(Figure content listings)
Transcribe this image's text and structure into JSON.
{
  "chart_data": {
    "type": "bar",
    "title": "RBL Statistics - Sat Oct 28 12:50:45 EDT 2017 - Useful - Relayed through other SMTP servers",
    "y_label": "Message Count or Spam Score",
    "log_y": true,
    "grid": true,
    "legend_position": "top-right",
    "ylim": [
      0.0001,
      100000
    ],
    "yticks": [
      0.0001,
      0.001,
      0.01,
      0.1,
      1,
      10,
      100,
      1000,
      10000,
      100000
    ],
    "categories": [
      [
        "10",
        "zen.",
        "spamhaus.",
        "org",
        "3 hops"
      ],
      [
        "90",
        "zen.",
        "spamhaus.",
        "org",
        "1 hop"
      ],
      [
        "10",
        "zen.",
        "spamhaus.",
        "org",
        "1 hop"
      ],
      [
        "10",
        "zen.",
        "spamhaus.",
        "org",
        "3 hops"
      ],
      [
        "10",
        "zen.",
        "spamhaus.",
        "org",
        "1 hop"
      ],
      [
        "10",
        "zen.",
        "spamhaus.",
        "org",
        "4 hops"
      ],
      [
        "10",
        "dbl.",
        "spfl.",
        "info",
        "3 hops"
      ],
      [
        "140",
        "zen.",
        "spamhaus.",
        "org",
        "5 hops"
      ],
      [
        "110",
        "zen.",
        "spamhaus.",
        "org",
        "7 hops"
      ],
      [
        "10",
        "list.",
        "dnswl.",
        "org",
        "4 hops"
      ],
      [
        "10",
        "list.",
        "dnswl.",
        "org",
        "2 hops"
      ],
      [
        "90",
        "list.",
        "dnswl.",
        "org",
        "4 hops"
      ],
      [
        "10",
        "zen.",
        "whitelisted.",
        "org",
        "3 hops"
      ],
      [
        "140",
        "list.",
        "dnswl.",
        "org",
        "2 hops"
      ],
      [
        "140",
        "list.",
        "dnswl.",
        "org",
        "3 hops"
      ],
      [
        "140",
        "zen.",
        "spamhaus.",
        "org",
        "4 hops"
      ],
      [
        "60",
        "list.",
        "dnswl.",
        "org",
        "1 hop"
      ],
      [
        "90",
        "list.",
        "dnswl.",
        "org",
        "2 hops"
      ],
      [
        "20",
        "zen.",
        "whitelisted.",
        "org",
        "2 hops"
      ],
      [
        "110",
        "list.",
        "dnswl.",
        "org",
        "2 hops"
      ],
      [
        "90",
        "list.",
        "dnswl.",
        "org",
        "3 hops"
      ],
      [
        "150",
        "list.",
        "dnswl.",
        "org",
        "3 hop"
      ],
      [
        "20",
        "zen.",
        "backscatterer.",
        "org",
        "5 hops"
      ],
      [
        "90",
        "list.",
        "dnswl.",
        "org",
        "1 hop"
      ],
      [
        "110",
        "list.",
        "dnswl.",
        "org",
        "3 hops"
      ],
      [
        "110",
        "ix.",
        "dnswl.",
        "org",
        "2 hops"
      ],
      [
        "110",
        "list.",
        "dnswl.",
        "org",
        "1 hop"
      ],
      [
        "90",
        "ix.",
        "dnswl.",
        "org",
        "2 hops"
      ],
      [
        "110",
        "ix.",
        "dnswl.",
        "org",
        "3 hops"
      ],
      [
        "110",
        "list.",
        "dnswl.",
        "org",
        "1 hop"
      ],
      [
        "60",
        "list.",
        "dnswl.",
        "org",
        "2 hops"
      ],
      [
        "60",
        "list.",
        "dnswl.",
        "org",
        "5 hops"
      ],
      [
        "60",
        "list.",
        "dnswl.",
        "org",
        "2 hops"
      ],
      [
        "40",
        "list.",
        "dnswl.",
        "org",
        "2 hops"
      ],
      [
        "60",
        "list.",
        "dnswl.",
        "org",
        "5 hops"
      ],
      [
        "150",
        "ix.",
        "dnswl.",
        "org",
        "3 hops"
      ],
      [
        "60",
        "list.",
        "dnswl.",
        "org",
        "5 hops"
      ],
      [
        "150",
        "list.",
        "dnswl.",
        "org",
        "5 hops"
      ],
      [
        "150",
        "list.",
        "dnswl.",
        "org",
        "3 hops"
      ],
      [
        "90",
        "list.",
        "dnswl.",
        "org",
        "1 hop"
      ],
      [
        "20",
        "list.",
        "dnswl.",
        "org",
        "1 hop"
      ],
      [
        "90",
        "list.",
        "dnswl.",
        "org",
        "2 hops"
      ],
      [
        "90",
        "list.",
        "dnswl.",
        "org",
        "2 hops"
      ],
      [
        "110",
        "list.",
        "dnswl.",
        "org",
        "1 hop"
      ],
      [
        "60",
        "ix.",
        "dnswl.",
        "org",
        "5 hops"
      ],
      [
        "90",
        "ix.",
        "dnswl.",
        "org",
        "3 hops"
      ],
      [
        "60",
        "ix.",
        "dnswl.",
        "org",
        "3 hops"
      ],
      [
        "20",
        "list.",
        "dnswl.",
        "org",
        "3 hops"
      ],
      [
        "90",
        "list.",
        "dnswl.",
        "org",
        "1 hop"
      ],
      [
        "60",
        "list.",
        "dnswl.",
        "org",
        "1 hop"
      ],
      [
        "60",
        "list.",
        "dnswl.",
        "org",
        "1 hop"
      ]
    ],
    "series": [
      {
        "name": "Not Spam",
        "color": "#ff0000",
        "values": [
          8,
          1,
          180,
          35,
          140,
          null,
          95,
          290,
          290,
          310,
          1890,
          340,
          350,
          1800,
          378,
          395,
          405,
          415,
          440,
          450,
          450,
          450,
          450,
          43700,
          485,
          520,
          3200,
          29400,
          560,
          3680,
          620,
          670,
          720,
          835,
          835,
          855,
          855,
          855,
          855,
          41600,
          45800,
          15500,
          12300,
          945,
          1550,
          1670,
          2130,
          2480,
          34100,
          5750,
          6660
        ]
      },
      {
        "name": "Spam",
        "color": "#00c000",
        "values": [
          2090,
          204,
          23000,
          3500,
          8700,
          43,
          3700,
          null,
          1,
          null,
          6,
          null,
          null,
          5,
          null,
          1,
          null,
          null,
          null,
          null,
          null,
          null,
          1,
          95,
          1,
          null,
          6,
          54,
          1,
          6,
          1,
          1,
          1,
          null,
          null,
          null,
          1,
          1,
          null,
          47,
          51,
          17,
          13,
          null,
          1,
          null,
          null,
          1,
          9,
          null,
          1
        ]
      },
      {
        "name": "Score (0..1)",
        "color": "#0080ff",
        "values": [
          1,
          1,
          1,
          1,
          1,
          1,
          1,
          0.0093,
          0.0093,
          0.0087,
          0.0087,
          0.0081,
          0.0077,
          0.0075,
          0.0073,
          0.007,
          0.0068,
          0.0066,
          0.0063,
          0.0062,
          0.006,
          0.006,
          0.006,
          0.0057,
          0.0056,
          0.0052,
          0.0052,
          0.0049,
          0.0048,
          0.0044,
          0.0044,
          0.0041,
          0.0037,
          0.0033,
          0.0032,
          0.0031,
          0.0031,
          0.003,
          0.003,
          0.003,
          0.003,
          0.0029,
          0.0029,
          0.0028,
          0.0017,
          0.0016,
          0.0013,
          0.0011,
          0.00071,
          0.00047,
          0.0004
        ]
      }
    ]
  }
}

◆ Given instruction
Each line above must be reproduced exactly as it stands.

◆ Output for this exercise
Transcribe this image's text and structure into JSON.
{
  "chart_data": {
    "type": "bar",
    "title": "RBL Statistics - Sat Oct 28 12:50:45 EDT 2017 - Useful - Relayed through other SMTP servers",
    "y_label": "Message Count or Spam Score",
    "log_y": true,
    "grid": true,
    "legend_position": "top-right",
    "ylim": [
      0.0001,
      100000
    ],
    "yticks": [
      0.0001,
      0.001,
      0.01,
      0.1,
      1,
      10,
      100,
      1000,
      10000,
      100000
    ],
    "categories": [
      [
        "10",
        "zen.",
        "spamhaus.",
        "org",
        "3 hops"
      ],
      [
        "90",
        "zen.",
        "spamhaus.",
        "org",
        "1 hop"
      ],
      [
        "10",
        "zen.",
        "spamhaus.",
        "org",
        "1 hop"
      ],
      [
        "10",
        "zen.",
        "spamhaus.",
        "org",
        "3 hops"
      ],
      [
        "10",
        "zen.",
        "spamhaus.",
        "org",
        "1 hop"
      ],
      [
        "10",
        "zen.",
        "spamhaus.",
        "org",
        "4 hops"
      ],
      [
        "10",
        "dbl.",
        "spfl.",
        "info",
        "3 hops"
      ],
      [
        "140",
        "zen.",
        "spamhaus.",
        "org",
        "5 hops"
      ],
      [
        "110",
        "zen.",
        "spamhaus.",
        "org",
        "7 hops"
      ],
      [
        "10",
        "list.",
        "dnswl.",
        "org",
        "4 hops"
      ],
      [
        "10",
        "list.",
        "dnswl.",
        "org",
        "2 hops"
      ],
      [
        "90",
        "list.",
        "dnswl.",
        "org",
        "4 hops"
      ],
      [
        "10",
        "zen.",
        "whitelisted.",
        "org",
        "3 hops"
      ],
      [
        "140",
        "list.",
        "dnswl.",
        "org",
        "2 hops"
      ],
      [
        "140",
        "list.",
        "dnswl.",
        "org",
        "3 hops"
      ],
      [
        "140",
        "zen.",
        "spamhaus.",
        "org",
        "4 hops"
      ],
      [
        "60",
        "list.",
        "dnswl.",
        "org",
        "1 hop"
      ],
      [
        "90",
        "list.",
        "dnswl.",
        "org",
        "2 hops"
      ],
      [
        "20",
        "zen.",
        "whitelisted.",
        "org",
        "2 hops"
      ],
      [
        "110",
        "list.",
        "dnswl.",
        "org",
        "2 hops"
      ],
      [
        "90",
        "list.",
        "dnswl.",
        "org",
        "3 hops"
      ],
      [
        "150",
        "list.",
        "dnswl.",
        "org",
        "3 hop"
      ],
      [
        "20",
        "zen.",
        "backscatterer.",
        "org",
        "5 hops"
      ],
      [
        "90",
        "list.",
        "dnswl.",
        "org",
        "1 hop"
      ],
      [
        "110",
        "list.",
        "dnswl.",
        "org",
        "3 hops"
      ],
      [
        "110",
        "ix.",
        "dnswl.",
        "org",
        "2 hops"
      ],
      [
        "110",
        "list.",
        "dnswl.",
        "org",
        "1 hop"
      ],
      [
        "90",
        "ix.",
        "dnswl.",
        "org",
        "2 hops"
      ],
      [
        "110",
        "ix.",
        "dnswl.",
        "org",
        "3 hops"
      ],
      [
        "110",
        "list.",
        "dnswl.",
        "org",
        "1 hop"
      ],
      [
        "60",
        "list.",
        "dnswl.",
        "org",
        "2 hops"
      ],
      [
        "60",
        "list.",
        "dnswl.",
        "org",
        "5 hops"
      ],
      [
        "60",
        "list.",
        "dnswl.",
        "org",
        "2 hops"
      ],
      [
        "40",
        "list.",
        "dnswl.",
        "org",
        "2 hops"
      ],
      [
        "60",
        "list.",
        "dnswl.",
        "org",
        "5 hops"
      ],
      [
        "150",
        "ix.",
        "dnswl.",
        "org",
        "3 hops"
      ],
      [
        "60",
        "list.",
        "dnswl.",
        "org",
        "5 hops"
      ],
      [
        "150",
        "list.",
        "dnswl.",
        "org",
        "5 hops"
      ],
      [
        "150",
        "list.",
        "dnswl.",
        "org",
        "3 hops"
      ],
      [
        "90",
        "list.",
        "dnswl.",
        "org",
        "1 hop"
      ],
      [
        "20",
        "list.",
        "dnswl.",
        "org",
        "1 hop"
      ],
      [
        "90",
        "list.",
        "dnswl.",
        "org",
        "2 hops"
      ],
      [
        "90",
        "list.",
        "dnswl.",
        "org",
        "2 hops"
      ],
      [
        "110",
        "list.",
        "dnswl.",
        "org",
        "1 hop"
      ],
      [
        "60",
        "ix.",
        "dnswl.",
        "org",
        "5 hops"
      ],
      [
        "90",
        "ix.",
        "dnswl.",
        "org",
        "3 hops"
      ],
      [
        "60",
        "ix.",
        "dnswl.",
        "org",
        "3 hops"
      ],
      [
        "20",
        "list.",
        "dnswl.",
        "org",
        "3 hops"
      ],
      [
        "90",
        "list.",
        "dnswl.",
        "org",
        "1 hop"
      ],
      [
        "60",
        "list.",
        "dnswl.",
        "org",
        "1 hop"
      ],
      [
        "60",
        "list.",
        "dnswl.",
        "org",
        "1 hop"
      ]
    ],
    "series": [
      {
        "name": "Not Spam",
        "color": "#ff0000",
        "values": [
          8,
          1,
          180,
          35,
          140,
          null,
          95,
          290,
          290,
          310,
          1890,
          340,
          350,
          1800,
          378,
          395,
          405,
          415,
          440,
          450,
          450,
          450,
          450,
          43700,
          485,
          520,
          3200,
          29400,
          560,
          3680,
          620,
          670,
          720,
          835,
          835,
          855,
          855,
          855,
          855,
          41600,
          45800,
          15500,
          12300,
          945,
          1550,
          1670,
          2130,
          2480,
          34100,
          5750,
          6660
        ]
      },
      {
        "name": "Spam",
        "color": "#00c000",
        "values": [
          2090,
          204,
          23000,
          3500,
          8700,
          43,
          3700,
          null,
          1,
          null,
          6,
          null,
          null,
          5,
          null,
          1,
          null,
          null,
          null,
          null,
          null,
          null,
          1,
          95,
          1,
          null,
          6,
          54,
          1,
          6,
          1,
          1,
          1,
          null,
          null,
          null,
          1,
          1,
          null,
          47,
          51,
          17,
          13,
          null,
          1,
          null,
          null,
          1,
          9,
          null,
          1
        ]
      },
      {
        "name": "Score (0..1)",
        "color": "#0080ff",
        "values": [
          1,
          1,
          1,
          1,
          1,
          1,
          1,
          0.0093,
          0.0093,
          0.0087,
          0.0087,
          0.0081,
          0.0077,
          0.0075,
          0.0073,
          0.007,
          0.0068,
          0.0066,
          0.0063,
          0.0062,
          0.006,
          0.006,
          0.006,
          0.0057,
          0.0056,
          0.0052,
          0.0052,
          0.0049,
          0.0048,
          0.0044,
          0.0044,
          0.0041,
          0.0037,
          0.0033,
          0.0032,
          0.0031,
          0.0031,
          0.003,
          0.003,
          0.003,
          0.003,
          0.0029,
          0.0029,
          0.0028,
          0.0017,
          0.0016,
          0.0013,
          0.0011,
          0.00071,
          0.00047,
          0.0004
        ]
      }
    ]
  }
}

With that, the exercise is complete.